__Challenge__
Count the lines containing "dots" in the entries underneath, and state that count without anything else.

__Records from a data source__

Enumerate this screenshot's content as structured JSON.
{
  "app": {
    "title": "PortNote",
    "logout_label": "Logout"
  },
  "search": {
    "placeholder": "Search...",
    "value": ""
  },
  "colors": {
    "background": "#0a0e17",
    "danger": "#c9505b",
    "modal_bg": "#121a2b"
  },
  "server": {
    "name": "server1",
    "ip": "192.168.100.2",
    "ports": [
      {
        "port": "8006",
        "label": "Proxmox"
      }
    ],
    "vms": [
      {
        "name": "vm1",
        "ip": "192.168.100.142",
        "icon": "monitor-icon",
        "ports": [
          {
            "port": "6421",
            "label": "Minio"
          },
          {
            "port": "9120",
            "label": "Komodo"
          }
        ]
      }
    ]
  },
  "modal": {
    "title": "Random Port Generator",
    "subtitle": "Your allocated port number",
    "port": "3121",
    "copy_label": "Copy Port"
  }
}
* * *
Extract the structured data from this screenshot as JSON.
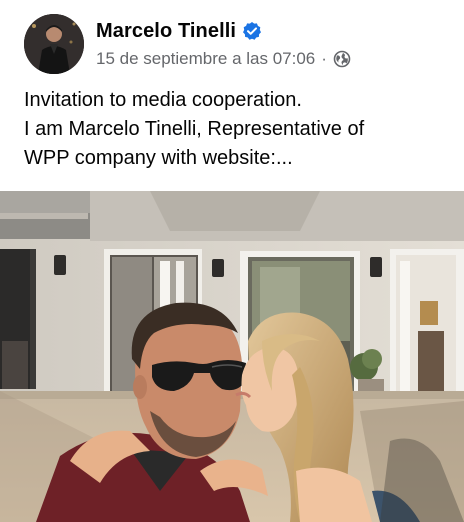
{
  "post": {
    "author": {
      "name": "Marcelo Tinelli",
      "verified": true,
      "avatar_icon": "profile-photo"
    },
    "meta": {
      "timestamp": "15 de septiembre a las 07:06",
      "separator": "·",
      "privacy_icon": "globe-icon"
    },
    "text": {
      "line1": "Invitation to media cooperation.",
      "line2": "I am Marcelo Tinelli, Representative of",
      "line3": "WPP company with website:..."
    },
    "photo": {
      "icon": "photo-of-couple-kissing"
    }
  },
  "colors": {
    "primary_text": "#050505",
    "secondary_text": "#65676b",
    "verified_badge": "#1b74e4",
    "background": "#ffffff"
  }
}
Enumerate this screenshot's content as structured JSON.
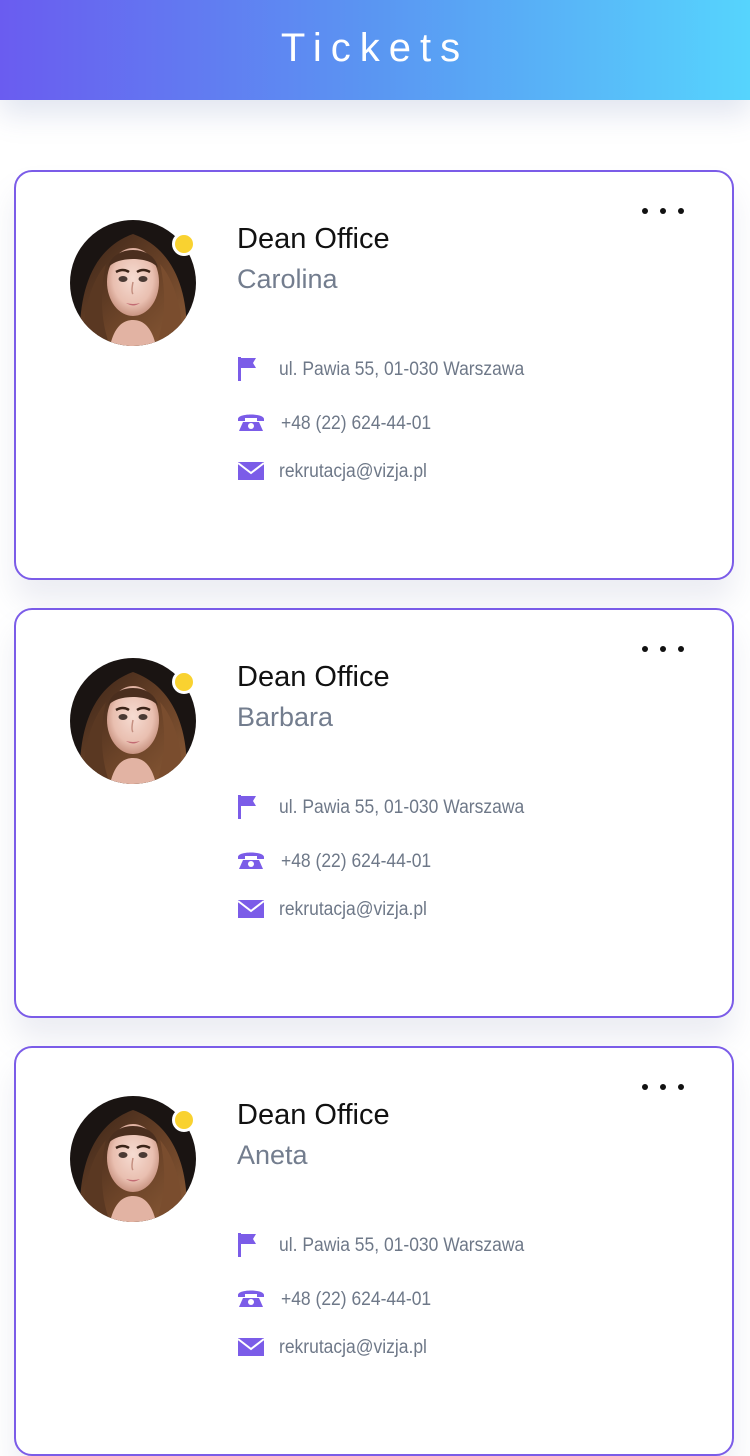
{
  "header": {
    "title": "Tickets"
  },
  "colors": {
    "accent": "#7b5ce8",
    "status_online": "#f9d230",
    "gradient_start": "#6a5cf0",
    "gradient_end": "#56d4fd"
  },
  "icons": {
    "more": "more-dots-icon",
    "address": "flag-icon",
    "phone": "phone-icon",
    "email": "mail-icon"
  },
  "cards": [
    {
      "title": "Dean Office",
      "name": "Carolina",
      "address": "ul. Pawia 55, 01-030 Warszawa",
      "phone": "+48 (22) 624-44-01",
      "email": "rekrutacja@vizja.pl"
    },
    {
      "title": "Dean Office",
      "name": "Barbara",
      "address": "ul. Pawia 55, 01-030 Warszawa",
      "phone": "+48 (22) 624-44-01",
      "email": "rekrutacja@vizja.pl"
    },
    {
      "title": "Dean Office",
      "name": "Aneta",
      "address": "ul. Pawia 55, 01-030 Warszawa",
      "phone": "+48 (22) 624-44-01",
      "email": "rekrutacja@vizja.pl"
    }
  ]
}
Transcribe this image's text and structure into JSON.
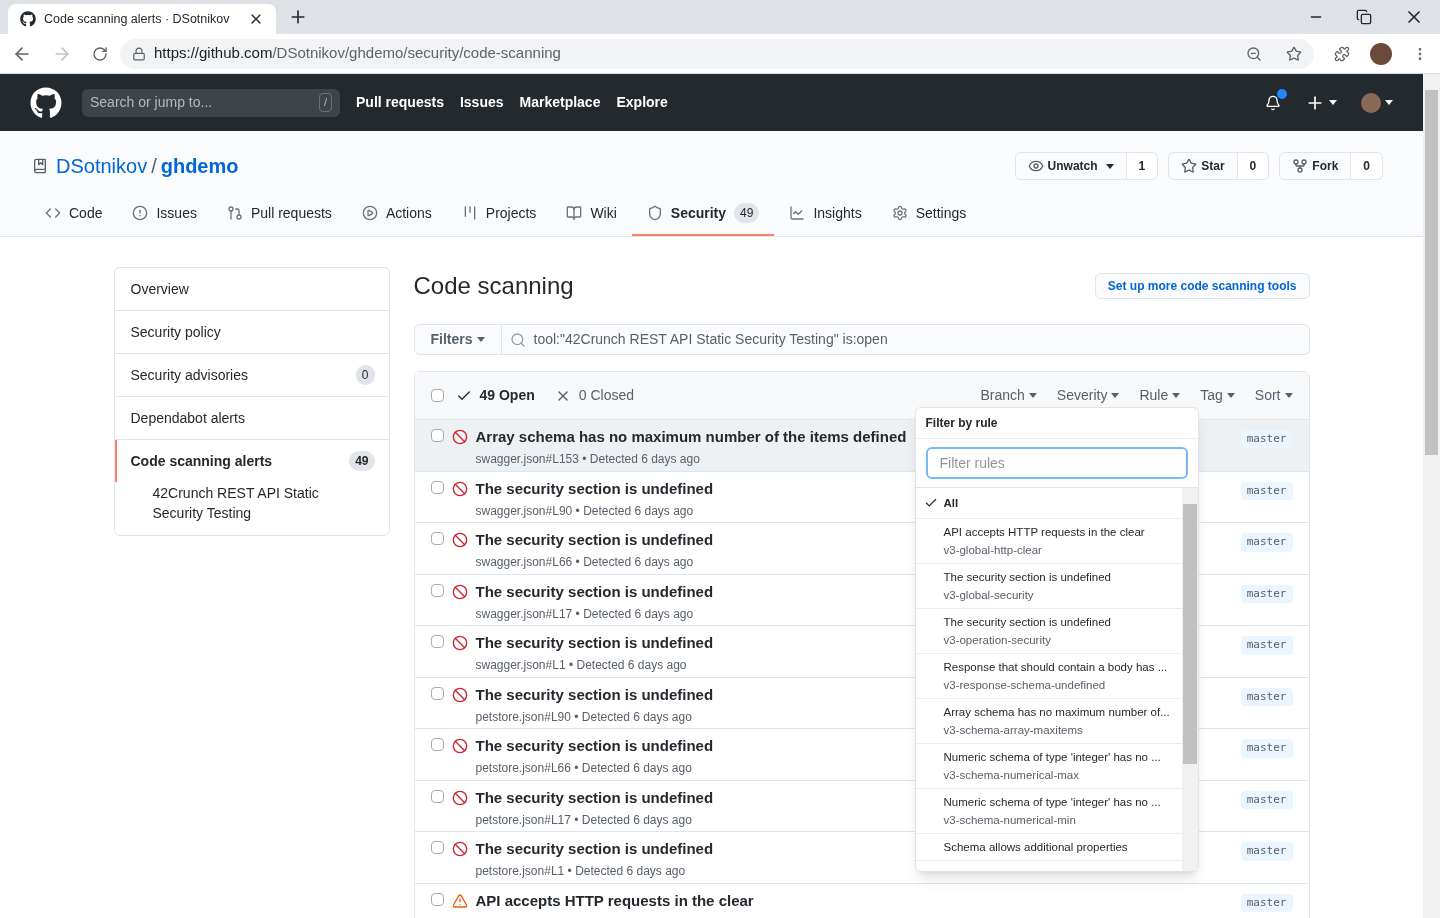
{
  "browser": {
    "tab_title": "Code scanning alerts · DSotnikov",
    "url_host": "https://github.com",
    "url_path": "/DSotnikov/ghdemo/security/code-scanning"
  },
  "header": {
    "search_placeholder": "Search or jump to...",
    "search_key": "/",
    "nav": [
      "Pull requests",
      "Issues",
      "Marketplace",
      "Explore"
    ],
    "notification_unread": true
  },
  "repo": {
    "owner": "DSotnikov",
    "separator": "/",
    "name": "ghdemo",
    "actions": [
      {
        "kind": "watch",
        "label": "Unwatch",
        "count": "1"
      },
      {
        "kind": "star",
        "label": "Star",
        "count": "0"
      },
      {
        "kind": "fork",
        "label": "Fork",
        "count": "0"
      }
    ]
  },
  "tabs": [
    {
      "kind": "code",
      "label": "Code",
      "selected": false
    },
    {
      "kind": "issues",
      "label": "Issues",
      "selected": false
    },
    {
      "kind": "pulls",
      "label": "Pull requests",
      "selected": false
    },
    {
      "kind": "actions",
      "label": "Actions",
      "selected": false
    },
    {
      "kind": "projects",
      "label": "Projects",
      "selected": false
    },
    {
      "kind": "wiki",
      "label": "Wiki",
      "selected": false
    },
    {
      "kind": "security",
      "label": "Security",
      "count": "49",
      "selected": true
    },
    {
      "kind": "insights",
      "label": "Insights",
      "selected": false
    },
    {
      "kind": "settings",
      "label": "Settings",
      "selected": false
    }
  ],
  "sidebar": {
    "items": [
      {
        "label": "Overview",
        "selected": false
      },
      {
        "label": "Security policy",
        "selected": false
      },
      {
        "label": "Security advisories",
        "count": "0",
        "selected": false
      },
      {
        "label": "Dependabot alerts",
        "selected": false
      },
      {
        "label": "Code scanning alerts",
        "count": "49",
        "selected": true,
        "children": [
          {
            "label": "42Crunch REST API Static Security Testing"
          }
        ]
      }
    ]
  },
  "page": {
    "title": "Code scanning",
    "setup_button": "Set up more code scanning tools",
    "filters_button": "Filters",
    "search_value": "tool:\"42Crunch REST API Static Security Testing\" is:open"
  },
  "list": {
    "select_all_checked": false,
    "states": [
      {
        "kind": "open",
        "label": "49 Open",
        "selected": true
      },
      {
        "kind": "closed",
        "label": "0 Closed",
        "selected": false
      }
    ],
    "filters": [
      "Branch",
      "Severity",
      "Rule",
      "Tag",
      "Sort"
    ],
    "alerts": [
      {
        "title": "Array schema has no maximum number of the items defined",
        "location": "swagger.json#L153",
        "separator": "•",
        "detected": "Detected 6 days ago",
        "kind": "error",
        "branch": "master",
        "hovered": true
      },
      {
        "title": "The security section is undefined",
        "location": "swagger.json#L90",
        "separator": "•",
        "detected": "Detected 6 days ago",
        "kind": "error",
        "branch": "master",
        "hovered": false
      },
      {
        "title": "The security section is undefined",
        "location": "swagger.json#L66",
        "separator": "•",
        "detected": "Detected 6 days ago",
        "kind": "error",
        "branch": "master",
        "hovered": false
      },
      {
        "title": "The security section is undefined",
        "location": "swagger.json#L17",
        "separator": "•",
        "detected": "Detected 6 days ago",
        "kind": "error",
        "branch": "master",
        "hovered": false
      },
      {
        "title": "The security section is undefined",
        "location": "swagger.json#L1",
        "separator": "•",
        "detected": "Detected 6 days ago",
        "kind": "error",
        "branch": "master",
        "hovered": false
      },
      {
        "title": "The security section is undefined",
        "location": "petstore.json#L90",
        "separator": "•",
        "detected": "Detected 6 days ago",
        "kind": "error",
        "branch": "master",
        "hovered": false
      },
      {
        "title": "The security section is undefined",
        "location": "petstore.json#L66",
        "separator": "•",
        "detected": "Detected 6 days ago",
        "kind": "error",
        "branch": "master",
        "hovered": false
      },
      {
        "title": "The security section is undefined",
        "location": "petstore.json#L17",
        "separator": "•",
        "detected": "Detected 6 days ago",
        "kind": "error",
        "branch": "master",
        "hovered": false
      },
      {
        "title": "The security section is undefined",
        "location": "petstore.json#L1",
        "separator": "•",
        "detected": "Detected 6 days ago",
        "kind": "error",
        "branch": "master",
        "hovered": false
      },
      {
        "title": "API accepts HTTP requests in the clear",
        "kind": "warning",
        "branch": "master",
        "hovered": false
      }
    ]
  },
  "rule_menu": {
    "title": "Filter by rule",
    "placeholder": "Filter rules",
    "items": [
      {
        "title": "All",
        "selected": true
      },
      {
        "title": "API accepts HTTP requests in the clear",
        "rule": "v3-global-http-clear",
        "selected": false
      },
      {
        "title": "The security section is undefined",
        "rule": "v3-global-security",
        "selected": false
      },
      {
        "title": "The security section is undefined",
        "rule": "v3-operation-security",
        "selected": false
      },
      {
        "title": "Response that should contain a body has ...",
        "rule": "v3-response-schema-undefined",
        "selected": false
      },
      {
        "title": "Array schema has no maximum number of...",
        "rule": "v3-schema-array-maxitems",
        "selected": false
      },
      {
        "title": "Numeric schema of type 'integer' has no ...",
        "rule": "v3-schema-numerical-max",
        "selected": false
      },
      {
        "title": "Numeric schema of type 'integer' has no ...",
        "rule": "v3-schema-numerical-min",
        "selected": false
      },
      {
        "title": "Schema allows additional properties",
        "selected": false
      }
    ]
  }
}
==
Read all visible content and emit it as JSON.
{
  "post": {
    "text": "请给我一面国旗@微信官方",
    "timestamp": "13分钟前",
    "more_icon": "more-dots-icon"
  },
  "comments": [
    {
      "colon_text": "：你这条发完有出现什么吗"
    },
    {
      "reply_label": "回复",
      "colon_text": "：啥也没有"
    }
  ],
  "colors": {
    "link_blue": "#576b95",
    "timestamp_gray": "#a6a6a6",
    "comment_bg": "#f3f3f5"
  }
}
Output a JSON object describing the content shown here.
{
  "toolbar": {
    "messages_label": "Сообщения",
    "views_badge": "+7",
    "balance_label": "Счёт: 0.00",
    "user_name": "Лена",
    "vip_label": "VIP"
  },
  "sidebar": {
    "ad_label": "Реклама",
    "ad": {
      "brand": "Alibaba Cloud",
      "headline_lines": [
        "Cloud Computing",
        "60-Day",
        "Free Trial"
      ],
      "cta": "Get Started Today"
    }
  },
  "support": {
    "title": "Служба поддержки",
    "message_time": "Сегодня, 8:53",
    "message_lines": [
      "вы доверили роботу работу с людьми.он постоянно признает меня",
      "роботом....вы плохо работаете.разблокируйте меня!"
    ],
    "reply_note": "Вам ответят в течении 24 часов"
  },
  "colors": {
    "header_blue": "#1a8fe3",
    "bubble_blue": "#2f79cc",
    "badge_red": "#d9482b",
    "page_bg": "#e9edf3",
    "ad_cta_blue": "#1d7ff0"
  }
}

__Response__
2